Provided records >>

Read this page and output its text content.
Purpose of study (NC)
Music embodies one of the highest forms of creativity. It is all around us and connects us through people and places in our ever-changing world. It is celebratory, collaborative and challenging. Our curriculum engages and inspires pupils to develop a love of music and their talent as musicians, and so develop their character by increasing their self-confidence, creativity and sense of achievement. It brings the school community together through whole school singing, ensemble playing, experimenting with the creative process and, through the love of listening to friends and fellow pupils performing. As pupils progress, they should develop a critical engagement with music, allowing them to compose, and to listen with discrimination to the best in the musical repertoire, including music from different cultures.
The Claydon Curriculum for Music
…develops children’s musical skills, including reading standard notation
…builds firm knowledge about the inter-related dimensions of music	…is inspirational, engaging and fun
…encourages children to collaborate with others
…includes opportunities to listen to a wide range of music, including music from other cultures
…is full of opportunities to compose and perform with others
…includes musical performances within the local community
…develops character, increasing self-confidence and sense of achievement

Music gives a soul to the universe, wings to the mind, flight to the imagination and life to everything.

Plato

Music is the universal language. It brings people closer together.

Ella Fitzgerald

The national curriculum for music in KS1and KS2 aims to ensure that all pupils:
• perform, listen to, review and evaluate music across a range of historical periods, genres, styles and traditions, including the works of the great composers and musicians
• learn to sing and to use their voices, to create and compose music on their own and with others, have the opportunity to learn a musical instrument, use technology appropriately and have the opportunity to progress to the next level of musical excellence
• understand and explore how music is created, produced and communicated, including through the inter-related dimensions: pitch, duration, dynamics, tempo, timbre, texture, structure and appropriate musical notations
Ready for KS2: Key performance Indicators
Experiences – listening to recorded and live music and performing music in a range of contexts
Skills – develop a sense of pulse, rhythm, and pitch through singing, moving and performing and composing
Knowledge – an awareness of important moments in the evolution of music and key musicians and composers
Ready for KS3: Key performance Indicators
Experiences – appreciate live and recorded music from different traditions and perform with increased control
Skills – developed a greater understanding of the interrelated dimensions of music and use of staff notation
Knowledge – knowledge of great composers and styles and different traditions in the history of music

Task prompt >>
Copy each line from the records above that includes the string "live".

Task result >>
Experiences – listening to recorded and live music and performing music in a range of contexts
Experiences – appreciate live and recorded music from different traditions and perform with increased control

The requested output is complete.